Task input –
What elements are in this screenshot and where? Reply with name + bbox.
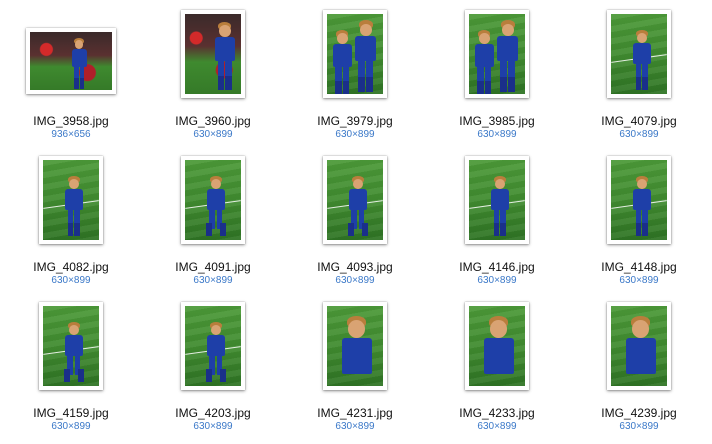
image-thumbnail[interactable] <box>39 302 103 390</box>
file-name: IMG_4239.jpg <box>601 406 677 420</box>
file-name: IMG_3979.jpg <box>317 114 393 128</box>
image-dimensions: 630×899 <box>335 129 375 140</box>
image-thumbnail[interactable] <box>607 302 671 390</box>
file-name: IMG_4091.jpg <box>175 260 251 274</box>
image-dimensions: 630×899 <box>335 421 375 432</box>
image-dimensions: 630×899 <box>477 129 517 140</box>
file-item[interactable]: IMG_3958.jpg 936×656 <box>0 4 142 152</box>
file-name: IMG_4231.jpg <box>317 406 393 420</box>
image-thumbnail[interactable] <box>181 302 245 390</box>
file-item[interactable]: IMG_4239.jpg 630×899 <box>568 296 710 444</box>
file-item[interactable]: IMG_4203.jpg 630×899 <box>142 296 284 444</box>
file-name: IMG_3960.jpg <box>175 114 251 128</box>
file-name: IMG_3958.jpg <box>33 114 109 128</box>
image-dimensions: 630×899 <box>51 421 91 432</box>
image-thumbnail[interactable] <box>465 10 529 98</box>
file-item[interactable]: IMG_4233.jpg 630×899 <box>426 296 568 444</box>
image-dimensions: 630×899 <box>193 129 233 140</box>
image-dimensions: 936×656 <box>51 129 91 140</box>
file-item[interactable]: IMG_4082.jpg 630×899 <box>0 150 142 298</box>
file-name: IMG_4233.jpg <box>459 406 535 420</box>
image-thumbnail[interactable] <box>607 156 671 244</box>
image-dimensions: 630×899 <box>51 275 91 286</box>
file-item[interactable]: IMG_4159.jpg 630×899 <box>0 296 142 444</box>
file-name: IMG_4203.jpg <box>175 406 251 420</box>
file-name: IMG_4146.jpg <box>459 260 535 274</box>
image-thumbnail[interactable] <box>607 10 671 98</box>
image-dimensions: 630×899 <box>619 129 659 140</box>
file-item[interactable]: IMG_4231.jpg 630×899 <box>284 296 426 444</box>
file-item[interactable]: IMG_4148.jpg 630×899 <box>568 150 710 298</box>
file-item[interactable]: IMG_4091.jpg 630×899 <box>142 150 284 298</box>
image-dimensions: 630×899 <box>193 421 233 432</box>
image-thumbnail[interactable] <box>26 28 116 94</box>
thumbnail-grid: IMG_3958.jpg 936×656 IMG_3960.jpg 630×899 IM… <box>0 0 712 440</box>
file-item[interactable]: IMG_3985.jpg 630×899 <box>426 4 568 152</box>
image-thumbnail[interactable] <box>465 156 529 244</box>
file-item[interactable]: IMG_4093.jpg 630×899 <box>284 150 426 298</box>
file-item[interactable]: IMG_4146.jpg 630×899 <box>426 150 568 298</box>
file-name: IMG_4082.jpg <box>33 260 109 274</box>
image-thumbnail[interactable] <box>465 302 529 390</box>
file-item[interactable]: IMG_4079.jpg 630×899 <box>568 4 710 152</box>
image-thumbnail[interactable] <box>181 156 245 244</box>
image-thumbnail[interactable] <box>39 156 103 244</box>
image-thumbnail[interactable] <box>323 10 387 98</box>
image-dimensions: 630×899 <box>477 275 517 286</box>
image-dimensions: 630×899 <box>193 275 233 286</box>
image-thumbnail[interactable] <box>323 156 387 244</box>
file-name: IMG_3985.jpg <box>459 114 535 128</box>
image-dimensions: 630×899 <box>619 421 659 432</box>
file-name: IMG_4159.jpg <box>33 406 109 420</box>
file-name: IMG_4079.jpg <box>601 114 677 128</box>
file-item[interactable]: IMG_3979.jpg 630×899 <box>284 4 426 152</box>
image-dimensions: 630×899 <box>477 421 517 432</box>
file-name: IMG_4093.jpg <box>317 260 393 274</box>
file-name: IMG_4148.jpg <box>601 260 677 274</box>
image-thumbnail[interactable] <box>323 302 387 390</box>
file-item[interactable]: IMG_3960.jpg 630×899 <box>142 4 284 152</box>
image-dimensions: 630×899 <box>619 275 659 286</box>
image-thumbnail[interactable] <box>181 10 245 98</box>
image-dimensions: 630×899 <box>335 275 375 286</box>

Exercise requirements – Format every line of the rows above as a Markdown table with the columns Line and Entry, numbering each line and skipping any blank ones. Leave the pictures out.

The result –
| Line | Entry |
|---|---|
| 1 | What elements are in this screenshot and where? Reply with name + bbox. |
| 2 | image-thumbnail[interactable] <box>39 302 103 390</box> |
| 3 | file-name: IMG_4239.jpg <box>601 406 677 420</box> |
| 4 | file-name: IMG_3979.jpg <box>317 114 393 128</box> |
| 5 | image-dimensions: 630×899 <box>335 129 375 140</box> |
| 6 | image-thumbnail[interactable] <box>607 302 671 390</box> |
| 7 | file-name: IMG_4091.jpg <box>175 260 251 274</box> |
| 8 | image-dimensions: 630×899 <box>335 421 375 432</box> |
| 9 | image-dimensions: 630×899 <box>477 129 517 140</box> |
| 10 | file-item[interactable]: IMG_3958.jpg 936×656 <box>0 4 142 152</box> |
| 11 | file-name: IMG_4231.jpg <box>317 406 393 420</box> |
| 12 | image-thumbnail[interactable] <box>181 302 245 390</box> |
| 13 | file-item[interactable]: IMG_4239.jpg 630×899 <box>568 296 710 444</box> |
| 14 | file-item[interactable]: IMG_4203.jpg 630×899 <box>142 296 284 444</box> |
| 15 | file-name: IMG_3960.jpg <box>175 114 251 128</box> |
| 16 | file-name: IMG_3958.jpg <box>33 114 109 128</box> |
| 17 | image-dimensions: 630×899 <box>51 421 91 432</box> |
| 18 | image-thumbnail[interactable] <box>465 10 529 98</box> |
| 19 | file-item[interactable]: IMG_4233.jpg 630×899 <box>426 296 568 444</box> |
| 20 | image-dimensions: 630×899 <box>193 129 233 140</box> |
| 21 | image-dimensions: 936×656 <box>51 129 91 140</box> |
| 22 | file-item[interactable]: IMG_4082.jpg 630×899 <box>0 150 142 298</box> |
| 23 | file-name: IMG_4233.jpg <box>459 406 535 420</box> |
| 24 | image-thumbnail[interactable] <box>607 156 671 244</box> |
| 25 | image-dimensions: 630×899 <box>51 275 91 286</box> |
| 26 | file-item[interactable]: IMG_4159.jpg 630×899 <box>0 296 142 444</box> |
| 27 | file-name: IMG_4203.jpg <box>175 406 251 420</box> |
| 28 | file-name: IMG_4146.jpg <box>459 260 535 274</box> |
| 29 | image-thumbnail[interactable] <box>607 10 671 98</box> |
| 30 | image-dimensions: 630×899 <box>619 129 659 140</box> |
| 31 | file-item[interactable]: IMG_4231.jpg 630×899 <box>284 296 426 444</box> |
| 32 | file-item[interactable]: IMG_4148.jpg 630×899 <box>568 150 710 298</box> |
| 33 | file-item[interactable]: IMG_4091.jpg 630×899 <box>142 150 284 298</box> |
| 34 | image-dimensions: 630×899 <box>193 421 233 432</box> |
| 35 | image-thumbnail[interactable] <box>26 28 116 94</box> |
| 36 | thumbnail-grid: IMG_3958.jpg 936×656 IMG_3960.jpg 630×899 IM… <box>0 0 712 440</box> |
| 37 | file-item[interactable]: IMG_3985.jpg 630×899 <box>426 4 568 152</box> |
| 38 | image-thumbnail[interactable] <box>465 156 529 244</box> |
| 39 | file-item[interactable]: IMG_4093.jpg 630×899 <box>284 150 426 298</box> |
| 40 | file-item[interactable]: IMG_4146.jpg 630×899 <box>426 150 568 298</box> |
| 41 | file-name: IMG_4082.jpg <box>33 260 109 274</box> |
| 42 | image-thumbnail[interactable] <box>465 302 529 390</box> |
| 43 | file-item[interactable]: IMG_4079.jpg 630×899 <box>568 4 710 152</box> |
| 44 | image-thumbnail[interactable] <box>181 156 245 244</box> |
| 45 | image-thumbnail[interactable] <box>39 156 103 244</box> |
| 46 | image-thumbnail[interactable] <box>323 10 387 98</box> |
| 47 | image-dimensions: 630×899 <box>477 275 517 286</box> |
| 48 | image-dimensions: 630×899 <box>193 275 233 286</box> |
| 49 | image-thumbnail[interactable] <box>323 156 387 244</box> |
| 50 | file-name: IMG_3985.jpg <box>459 114 535 128</box> |
| 51 | image-dimensions: 630×899 <box>619 421 659 432</box> |
| 52 | file-name: IMG_4159.jpg <box>33 406 109 420</box> |
| 53 | file-name: IMG_4079.jpg <box>601 114 677 128</box> |
| 54 | file-item[interactable]: IMG_3979.jpg 630×899 <box>284 4 426 152</box> |
| 55 | image-dimensions: 630×899 <box>477 421 517 432</box> |
| 56 | file-name: IMG_4093.jpg <box>317 260 393 274</box> |
| 57 | file-name: IMG_4148.jpg <box>601 260 677 274</box> |
| 58 | image-thumbnail[interactable] <box>323 302 387 390</box> |
| 59 | file-item[interactable]: IMG_3960.jpg 630×899 <box>142 4 284 152</box> |
| 60 | image-dimensions: 630×899 <box>619 275 659 286</box> |
| 61 | image-thumbnail[interactable] <box>181 10 245 98</box> |
| 62 | image-dimensions: 630×899 <box>335 275 375 286</box> |